DO THIS: Please find all lines in the data that hold the string "Runoff" and copy them.

**** RECORDS SUPPLIED

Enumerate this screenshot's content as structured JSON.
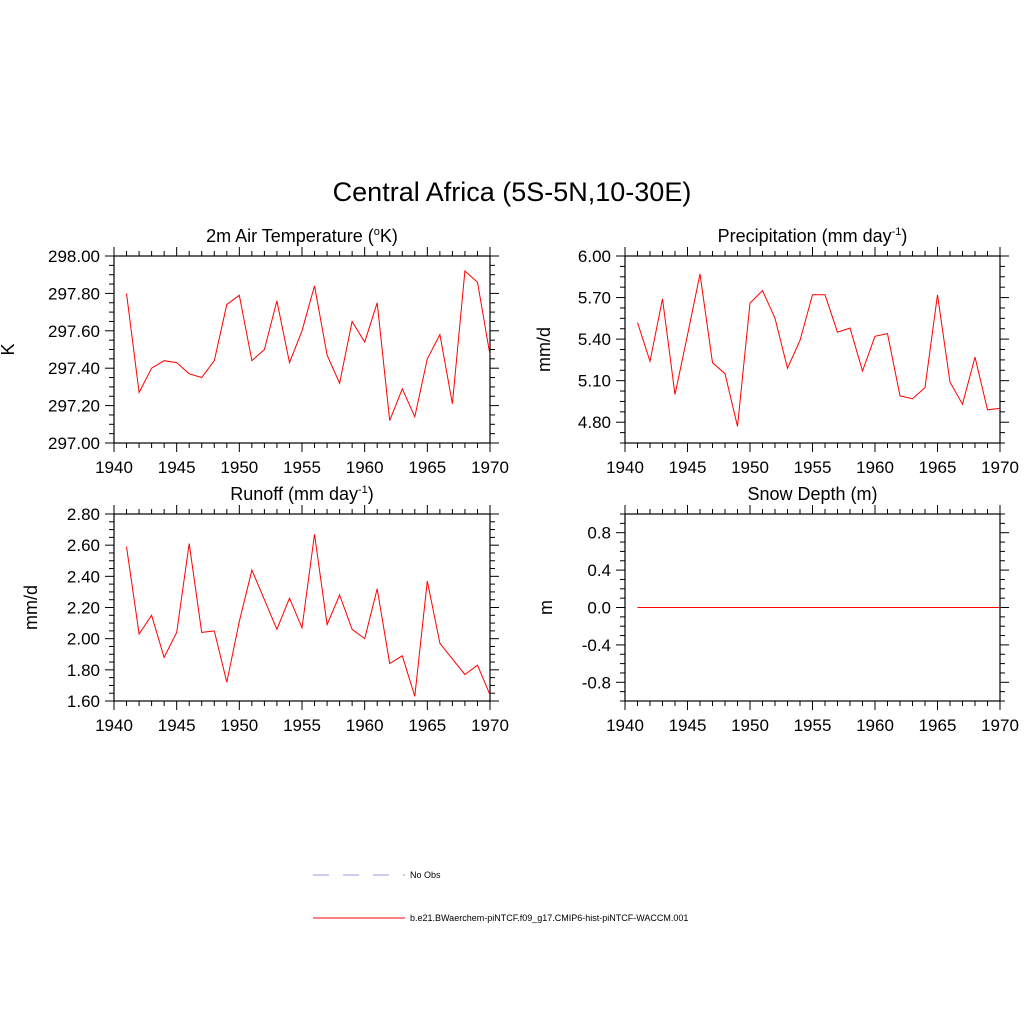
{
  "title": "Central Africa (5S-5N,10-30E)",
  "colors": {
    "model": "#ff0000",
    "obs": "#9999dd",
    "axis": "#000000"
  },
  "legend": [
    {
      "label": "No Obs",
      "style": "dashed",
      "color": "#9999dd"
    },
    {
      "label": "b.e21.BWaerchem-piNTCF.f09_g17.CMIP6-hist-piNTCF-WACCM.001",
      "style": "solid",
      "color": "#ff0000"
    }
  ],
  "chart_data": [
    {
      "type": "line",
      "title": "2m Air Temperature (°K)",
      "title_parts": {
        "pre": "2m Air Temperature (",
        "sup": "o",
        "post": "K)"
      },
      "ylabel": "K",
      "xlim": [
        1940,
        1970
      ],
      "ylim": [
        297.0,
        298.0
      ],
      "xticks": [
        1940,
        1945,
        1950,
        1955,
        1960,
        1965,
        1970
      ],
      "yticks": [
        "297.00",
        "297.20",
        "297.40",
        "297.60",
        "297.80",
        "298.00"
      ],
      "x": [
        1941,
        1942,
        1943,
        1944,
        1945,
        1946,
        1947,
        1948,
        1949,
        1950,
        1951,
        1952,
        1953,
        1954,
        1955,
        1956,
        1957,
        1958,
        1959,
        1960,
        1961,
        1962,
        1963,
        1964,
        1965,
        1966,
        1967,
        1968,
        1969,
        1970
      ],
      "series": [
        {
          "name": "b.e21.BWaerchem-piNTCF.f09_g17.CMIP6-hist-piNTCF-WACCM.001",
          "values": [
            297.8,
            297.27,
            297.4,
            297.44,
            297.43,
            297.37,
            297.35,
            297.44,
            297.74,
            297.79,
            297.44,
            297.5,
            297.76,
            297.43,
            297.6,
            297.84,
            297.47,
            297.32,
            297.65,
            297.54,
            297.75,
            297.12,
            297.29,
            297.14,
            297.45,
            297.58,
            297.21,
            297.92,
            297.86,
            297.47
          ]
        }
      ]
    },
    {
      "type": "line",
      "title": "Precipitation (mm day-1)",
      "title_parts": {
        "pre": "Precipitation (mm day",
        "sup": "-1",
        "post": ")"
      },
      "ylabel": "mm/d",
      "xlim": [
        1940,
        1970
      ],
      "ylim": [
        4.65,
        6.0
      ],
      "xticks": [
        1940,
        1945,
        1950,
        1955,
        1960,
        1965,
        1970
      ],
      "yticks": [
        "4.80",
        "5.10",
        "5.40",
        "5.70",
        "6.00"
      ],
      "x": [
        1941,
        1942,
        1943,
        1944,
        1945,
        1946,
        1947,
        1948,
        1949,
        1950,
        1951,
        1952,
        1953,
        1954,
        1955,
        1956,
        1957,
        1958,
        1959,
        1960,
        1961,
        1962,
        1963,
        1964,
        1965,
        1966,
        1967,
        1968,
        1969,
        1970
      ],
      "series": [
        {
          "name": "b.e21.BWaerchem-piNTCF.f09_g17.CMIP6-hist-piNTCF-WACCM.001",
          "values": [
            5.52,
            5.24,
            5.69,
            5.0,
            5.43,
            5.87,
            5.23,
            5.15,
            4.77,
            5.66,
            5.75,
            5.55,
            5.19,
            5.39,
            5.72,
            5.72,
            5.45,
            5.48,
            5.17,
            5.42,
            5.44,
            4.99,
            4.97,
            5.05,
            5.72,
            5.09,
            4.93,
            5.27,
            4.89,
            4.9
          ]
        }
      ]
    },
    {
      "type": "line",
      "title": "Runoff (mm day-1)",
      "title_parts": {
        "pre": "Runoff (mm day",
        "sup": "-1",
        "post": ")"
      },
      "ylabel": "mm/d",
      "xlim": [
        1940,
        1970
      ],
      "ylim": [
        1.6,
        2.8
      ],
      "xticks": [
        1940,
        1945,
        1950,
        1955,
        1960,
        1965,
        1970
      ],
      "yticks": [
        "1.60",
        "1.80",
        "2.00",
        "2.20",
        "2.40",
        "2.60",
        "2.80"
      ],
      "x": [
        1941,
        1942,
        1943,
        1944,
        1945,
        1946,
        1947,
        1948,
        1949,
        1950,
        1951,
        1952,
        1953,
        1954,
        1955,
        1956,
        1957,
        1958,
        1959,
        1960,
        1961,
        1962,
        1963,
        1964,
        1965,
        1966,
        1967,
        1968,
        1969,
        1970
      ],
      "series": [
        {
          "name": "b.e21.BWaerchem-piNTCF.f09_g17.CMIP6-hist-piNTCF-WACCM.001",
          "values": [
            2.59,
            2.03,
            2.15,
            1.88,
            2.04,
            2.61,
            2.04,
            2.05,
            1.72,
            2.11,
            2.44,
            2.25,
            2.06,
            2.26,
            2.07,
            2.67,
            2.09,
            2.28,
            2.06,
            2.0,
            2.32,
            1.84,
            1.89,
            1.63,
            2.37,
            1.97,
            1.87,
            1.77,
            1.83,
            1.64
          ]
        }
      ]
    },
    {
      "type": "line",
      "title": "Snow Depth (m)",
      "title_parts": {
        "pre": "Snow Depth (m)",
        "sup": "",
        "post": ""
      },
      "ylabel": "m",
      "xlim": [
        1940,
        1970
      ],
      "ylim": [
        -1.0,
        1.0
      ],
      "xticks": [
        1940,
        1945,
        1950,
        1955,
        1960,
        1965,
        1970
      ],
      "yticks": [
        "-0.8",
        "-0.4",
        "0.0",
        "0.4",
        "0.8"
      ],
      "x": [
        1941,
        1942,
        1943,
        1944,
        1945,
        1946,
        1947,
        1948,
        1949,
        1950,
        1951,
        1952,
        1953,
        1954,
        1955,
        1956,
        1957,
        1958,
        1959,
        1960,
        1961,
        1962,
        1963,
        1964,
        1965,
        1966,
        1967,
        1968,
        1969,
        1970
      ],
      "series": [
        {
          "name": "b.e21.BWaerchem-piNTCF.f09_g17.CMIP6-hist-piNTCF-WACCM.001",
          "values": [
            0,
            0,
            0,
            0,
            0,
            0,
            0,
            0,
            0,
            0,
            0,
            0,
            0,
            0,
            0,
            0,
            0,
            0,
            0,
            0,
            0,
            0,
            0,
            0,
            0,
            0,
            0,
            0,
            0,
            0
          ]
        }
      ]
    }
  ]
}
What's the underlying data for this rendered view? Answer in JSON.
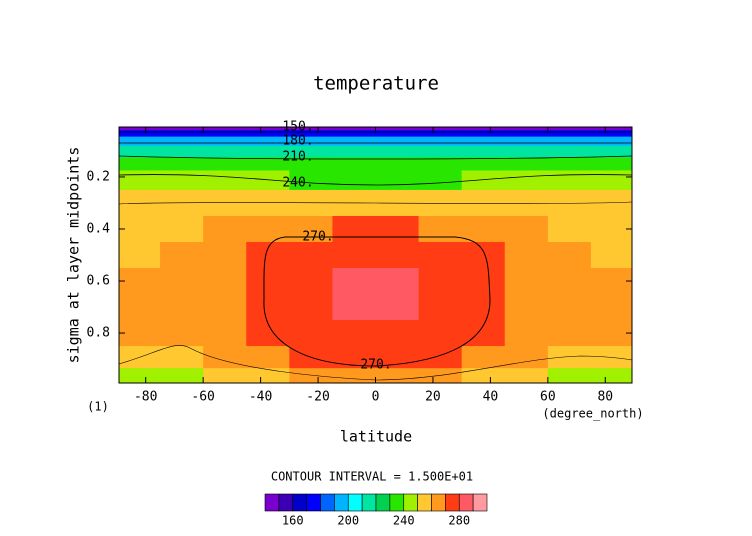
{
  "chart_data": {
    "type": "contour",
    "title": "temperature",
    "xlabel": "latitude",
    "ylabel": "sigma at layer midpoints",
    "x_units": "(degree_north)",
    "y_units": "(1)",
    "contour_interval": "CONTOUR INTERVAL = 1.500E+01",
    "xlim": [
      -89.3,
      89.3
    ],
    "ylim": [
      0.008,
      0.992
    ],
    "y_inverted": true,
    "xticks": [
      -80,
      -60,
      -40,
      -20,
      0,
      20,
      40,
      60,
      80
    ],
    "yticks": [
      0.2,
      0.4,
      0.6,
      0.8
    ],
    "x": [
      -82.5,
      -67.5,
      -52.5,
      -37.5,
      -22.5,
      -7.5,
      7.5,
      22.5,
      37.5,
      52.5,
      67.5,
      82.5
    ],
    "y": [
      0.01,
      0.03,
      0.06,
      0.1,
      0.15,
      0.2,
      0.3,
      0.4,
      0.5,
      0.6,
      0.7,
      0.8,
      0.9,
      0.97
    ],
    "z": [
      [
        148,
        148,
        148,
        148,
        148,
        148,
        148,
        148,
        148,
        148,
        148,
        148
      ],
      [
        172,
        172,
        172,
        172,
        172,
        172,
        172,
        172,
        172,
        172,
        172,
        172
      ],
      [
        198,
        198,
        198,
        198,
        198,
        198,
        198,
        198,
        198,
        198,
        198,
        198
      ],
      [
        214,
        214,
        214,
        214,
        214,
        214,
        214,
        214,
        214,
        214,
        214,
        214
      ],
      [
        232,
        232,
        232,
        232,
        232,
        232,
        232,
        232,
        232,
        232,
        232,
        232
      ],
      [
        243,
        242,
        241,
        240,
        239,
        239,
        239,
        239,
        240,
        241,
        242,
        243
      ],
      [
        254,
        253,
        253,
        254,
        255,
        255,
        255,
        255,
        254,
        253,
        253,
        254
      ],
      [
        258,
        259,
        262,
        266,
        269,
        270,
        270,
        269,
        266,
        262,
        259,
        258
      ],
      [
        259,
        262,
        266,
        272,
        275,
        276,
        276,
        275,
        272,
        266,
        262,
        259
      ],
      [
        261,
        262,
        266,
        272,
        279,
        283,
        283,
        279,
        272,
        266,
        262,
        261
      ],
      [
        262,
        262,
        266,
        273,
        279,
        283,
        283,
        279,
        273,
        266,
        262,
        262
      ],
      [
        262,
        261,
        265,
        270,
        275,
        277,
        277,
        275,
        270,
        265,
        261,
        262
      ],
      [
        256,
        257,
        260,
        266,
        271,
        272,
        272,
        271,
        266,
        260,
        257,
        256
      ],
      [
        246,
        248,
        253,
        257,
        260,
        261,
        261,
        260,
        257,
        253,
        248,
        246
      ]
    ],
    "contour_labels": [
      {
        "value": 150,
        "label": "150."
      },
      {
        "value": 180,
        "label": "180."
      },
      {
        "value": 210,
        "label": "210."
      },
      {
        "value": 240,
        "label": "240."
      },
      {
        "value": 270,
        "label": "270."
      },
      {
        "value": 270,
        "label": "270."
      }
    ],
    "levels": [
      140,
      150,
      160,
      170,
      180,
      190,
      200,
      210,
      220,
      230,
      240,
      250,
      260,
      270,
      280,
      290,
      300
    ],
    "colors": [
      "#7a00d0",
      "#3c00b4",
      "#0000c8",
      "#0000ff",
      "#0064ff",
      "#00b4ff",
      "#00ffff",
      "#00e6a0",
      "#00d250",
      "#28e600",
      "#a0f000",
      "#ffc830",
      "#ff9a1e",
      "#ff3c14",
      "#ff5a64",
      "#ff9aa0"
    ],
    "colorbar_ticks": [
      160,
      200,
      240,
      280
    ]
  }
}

********

FINISHED ANSWER:
      "title": "Runoff (mm day-1)",
        "pre": "Runoff (mm day",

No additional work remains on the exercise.